*** PROVIDED INFORMATION Section Begins ***

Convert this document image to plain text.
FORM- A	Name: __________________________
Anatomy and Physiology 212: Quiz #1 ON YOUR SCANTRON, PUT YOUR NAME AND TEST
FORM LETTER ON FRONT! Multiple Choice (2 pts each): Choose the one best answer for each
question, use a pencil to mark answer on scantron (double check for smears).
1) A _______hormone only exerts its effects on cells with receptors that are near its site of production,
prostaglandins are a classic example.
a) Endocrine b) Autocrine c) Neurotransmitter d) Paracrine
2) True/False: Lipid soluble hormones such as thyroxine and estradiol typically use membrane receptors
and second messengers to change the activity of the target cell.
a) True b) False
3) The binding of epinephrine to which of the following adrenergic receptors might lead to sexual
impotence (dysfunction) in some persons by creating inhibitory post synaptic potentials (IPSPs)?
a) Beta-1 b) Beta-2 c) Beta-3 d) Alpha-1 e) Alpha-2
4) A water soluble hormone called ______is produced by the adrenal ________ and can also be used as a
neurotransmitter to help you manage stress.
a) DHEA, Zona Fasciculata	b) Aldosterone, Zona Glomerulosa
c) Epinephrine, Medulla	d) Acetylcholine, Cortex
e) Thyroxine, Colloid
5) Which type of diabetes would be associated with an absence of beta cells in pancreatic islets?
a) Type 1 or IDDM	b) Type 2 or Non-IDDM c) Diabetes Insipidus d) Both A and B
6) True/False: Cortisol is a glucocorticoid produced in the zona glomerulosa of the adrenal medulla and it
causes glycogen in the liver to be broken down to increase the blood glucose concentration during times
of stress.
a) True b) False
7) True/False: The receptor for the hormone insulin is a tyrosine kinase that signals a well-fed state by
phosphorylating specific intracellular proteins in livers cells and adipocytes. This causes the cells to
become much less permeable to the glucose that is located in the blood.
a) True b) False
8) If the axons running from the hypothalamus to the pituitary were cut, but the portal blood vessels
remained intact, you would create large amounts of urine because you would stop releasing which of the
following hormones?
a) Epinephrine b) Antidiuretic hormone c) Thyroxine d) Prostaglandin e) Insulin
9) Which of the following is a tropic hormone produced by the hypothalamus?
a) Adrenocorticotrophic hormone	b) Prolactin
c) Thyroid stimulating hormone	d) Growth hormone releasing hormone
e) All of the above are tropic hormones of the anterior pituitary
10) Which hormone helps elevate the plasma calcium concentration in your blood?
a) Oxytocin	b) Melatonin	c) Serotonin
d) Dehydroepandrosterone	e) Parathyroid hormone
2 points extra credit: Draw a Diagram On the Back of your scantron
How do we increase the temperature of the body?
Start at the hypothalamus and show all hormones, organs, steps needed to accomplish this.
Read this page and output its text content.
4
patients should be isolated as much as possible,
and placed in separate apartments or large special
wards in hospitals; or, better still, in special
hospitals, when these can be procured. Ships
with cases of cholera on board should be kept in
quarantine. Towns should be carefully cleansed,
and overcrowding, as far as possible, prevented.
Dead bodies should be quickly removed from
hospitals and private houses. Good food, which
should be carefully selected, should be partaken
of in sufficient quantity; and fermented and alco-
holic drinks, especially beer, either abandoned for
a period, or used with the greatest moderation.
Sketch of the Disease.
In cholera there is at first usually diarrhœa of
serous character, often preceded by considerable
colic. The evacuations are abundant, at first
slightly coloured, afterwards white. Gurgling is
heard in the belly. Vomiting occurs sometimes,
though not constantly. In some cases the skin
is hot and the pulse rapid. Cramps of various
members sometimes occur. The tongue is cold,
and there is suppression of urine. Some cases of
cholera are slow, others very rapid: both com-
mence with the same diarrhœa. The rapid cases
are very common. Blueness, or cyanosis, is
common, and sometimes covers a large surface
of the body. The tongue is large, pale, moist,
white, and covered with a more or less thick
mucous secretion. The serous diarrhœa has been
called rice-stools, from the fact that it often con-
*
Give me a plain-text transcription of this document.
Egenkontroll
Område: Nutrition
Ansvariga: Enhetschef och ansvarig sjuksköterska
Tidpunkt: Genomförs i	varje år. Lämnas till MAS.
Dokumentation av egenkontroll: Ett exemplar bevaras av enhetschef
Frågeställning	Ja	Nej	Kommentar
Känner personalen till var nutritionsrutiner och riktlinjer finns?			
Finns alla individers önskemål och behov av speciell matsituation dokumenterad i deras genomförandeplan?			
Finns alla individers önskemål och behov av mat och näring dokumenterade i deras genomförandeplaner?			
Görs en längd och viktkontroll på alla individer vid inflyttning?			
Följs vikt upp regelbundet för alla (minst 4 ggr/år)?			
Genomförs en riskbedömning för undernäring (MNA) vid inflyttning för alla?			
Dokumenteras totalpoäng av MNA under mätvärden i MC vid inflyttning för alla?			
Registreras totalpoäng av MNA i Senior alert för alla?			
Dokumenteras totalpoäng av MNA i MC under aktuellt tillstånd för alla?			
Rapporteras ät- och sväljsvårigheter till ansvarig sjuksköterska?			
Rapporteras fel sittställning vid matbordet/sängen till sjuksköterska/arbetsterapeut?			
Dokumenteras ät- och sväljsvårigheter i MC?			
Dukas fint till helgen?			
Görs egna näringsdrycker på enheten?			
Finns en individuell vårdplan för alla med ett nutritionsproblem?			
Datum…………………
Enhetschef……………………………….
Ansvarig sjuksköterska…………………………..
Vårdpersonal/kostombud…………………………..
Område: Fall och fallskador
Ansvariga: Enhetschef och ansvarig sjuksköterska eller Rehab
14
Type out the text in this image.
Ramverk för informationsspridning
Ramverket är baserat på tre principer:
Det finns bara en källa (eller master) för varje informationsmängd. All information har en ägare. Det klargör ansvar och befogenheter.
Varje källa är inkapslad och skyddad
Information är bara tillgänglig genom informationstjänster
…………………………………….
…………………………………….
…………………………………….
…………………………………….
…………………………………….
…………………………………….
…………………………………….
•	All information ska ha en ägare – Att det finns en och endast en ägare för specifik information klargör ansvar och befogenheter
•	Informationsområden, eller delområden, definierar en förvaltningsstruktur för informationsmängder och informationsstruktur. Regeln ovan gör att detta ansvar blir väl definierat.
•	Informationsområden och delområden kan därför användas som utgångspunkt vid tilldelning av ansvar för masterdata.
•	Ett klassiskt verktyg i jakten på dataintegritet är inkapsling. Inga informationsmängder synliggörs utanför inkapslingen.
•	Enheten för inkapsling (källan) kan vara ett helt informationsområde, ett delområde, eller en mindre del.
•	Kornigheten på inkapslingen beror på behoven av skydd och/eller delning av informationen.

*** PROVIDED INFORMATION Section Ends ***

→ DESCRIPTION OF THE TASK
Return the listing above in its exact form.

→ ANSWER TO THE EXERCISE
Convert this document image to plain text.
FORM- A	Name: __________________________
Anatomy and Physiology 212: Quiz #1 ON YOUR SCANTRON, PUT YOUR NAME AND TEST
FORM LETTER ON FRONT! Multiple Choice (2 pts each): Choose the one best answer for each
question, use a pencil to mark answer on scantron (double check for smears).
1) A _______hormone only exerts its effects on cells with receptors that are near its site of production,
prostaglandins are a classic example.
a) Endocrine b) Autocrine c) Neurotransmitter d) Paracrine
2) True/False: Lipid soluble hormones such as thyroxine and estradiol typically use membrane receptors
and second messengers to change the activity of the target cell.
a) True b) False
3) The binding of epinephrine to which of the following adrenergic receptors might lead to sexual
impotence (dysfunction) in some persons by creating inhibitory post synaptic potentials (IPSPs)?
a) Beta-1 b) Beta-2 c) Beta-3 d) Alpha-1 e) Alpha-2
4) A water soluble hormone called ______is produced by the adrenal ________ and can also be used as a
neurotransmitter to help you manage stress.
a) DHEA, Zona Fasciculata	b) Aldosterone, Zona Glomerulosa
c) Epinephrine, Medulla	d) Acetylcholine, Cortex
e) Thyroxine, Colloid
5) Which type of diabetes would be associated with an absence of beta cells in pancreatic islets?
a) Type 1 or IDDM	b) Type 2 or Non-IDDM c) Diabetes Insipidus d) Both A and B
6) True/False: Cortisol is a glucocorticoid produced in the zona glomerulosa of the adrenal medulla and it
causes glycogen in the liver to be broken down to increase the blood glucose concentration during times
of stress.
a) True b) False
7) True/False: The receptor for the hormone insulin is a tyrosine kinase that signals a well-fed state by
phosphorylating specific intracellular proteins in livers cells and adipocytes. This causes the cells to
become much less permeable to the glucose that is located in the blood.
a) True b) False
8) If the axons running from the hypothalamus to the pituitary were cut, but the portal blood vessels
remained intact, you would create large amounts of urine because you would stop releasing which of the
following hormones?
a) Epinephrine b) Antidiuretic hormone c) Thyroxine d) Prostaglandin e) Insulin
9) Which of the following is a tropic hormone produced by the hypothalamus?
a) Adrenocorticotrophic hormone	b) Prolactin
c) Thyroid stimulating hormone	d) Growth hormone releasing hormone
e) All of the above are tropic hormones of the anterior pituitary
10) Which hormone helps elevate the plasma calcium concentration in your blood?
a) Oxytocin	b) Melatonin	c) Serotonin
d) Dehydroepandrosterone	e) Parathyroid hormone
2 points extra credit: Draw a Diagram On the Back of your scantron
How do we increase the temperature of the body?
Start at the hypothalamus and show all hormones, organs, steps needed to accomplish this.
Read this page and output its text content.
4
patients should be isolated as much as possible,
and placed in separate apartments or large special
wards in hospitals; or, better still, in special
hospitals, when these can be procured. Ships
with cases of cholera on board should be kept in
quarantine. Towns should be carefully cleansed,
and overcrowding, as far as possible, prevented.
Dead bodies should be quickly removed from
hospitals and private houses. Good food, which
should be carefully selected, should be partaken
of in sufficient quantity; and fermented and alco-
holic drinks, especially beer, either abandoned for
a period, or used with the greatest moderation.
Sketch of the Disease.
In cholera there is at first usually diarrhœa of
serous character, often preceded by considerable
colic. The evacuations are abundant, at first
slightly coloured, afterwards white. Gurgling is
heard in the belly. Vomiting occurs sometimes,
though not constantly. In some cases the skin
is hot and the pulse rapid. Cramps of various
members sometimes occur. The tongue is cold,
and there is suppression of urine. Some cases of
cholera are slow, others very rapid: both com-
mence with the same diarrhœa. The rapid cases
are very common. Blueness, or cyanosis, is
common, and sometimes covers a large surface
of the body. The tongue is large, pale, moist,
white, and covered with a more or less thick
mucous secretion. The serous diarrhœa has been
called rice-stools, from the fact that it often con-
*
Give me a plain-text transcription of this document.
Egenkontroll
Område: Nutrition
Ansvariga: Enhetschef och ansvarig sjuksköterska
Tidpunkt: Genomförs i	varje år. Lämnas till MAS.
Dokumentation av egenkontroll: Ett exemplar bevaras av enhetschef
Frågeställning	Ja	Nej	Kommentar
Känner personalen till var nutritionsrutiner och riktlinjer finns?			
Finns alla individers önskemål och behov av speciell matsituation dokumenterad i deras genomförandeplan?			
Finns alla individers önskemål och behov av mat och näring dokumenterade i deras genomförandeplaner?			
Görs en längd och viktkontroll på alla individer vid inflyttning?			
Följs vikt upp regelbundet för alla (minst 4 ggr/år)?			
Genomförs en riskbedömning för undernäring (MNA) vid inflyttning för alla?			
Dokumenteras totalpoäng av MNA under mätvärden i MC vid inflyttning för alla?			
Registreras totalpoäng av MNA i Senior alert för alla?			
Dokumenteras totalpoäng av MNA i MC under aktuellt tillstånd för alla?			
Rapporteras ät- och sväljsvårigheter till ansvarig sjuksköterska?			
Rapporteras fel sittställning vid matbordet/sängen till sjuksköterska/arbetsterapeut?			
Dokumenteras ät- och sväljsvårigheter i MC?			
Dukas fint till helgen?			
Görs egna näringsdrycker på enheten?			
Finns en individuell vårdplan för alla med ett nutritionsproblem?			
Datum…………………
Enhetschef……………………………….
Ansvarig sjuksköterska…………………………..
Vårdpersonal/kostombud…………………………..
Område: Fall och fallskador
Ansvariga: Enhetschef och ansvarig sjuksköterska eller Rehab
14
Type out the text in this image.
Ramverk för informationsspridning
Ramverket är baserat på tre principer:
Det finns bara en källa (eller master) för varje informationsmängd. All information har en ägare. Det klargör ansvar och befogenheter.
Varje källa är inkapslad och skyddad
Information är bara tillgänglig genom informationstjänster
…………………………………….
…………………………………….
…………………………………….
…………………………………….
…………………………………….
…………………………………….
…………………………………….
•	All information ska ha en ägare – Att det finns en och endast en ägare för specifik information klargör ansvar och befogenheter
•	Informationsområden, eller delområden, definierar en förvaltningsstruktur för informationsmängder och informationsstruktur. Regeln ovan gör att detta ansvar blir väl definierat.
•	Informationsområden och delområden kan därför användas som utgångspunkt vid tilldelning av ansvar för masterdata.
•	Ett klassiskt verktyg i jakten på dataintegritet är inkapsling. Inga informationsmängder synliggörs utanför inkapslingen.
•	Enheten för inkapsling (källan) kan vara ett helt informationsområde, ett delområde, eller en mindre del.
•	Kornigheten på inkapslingen beror på behoven av skydd och/eller delning av informationen.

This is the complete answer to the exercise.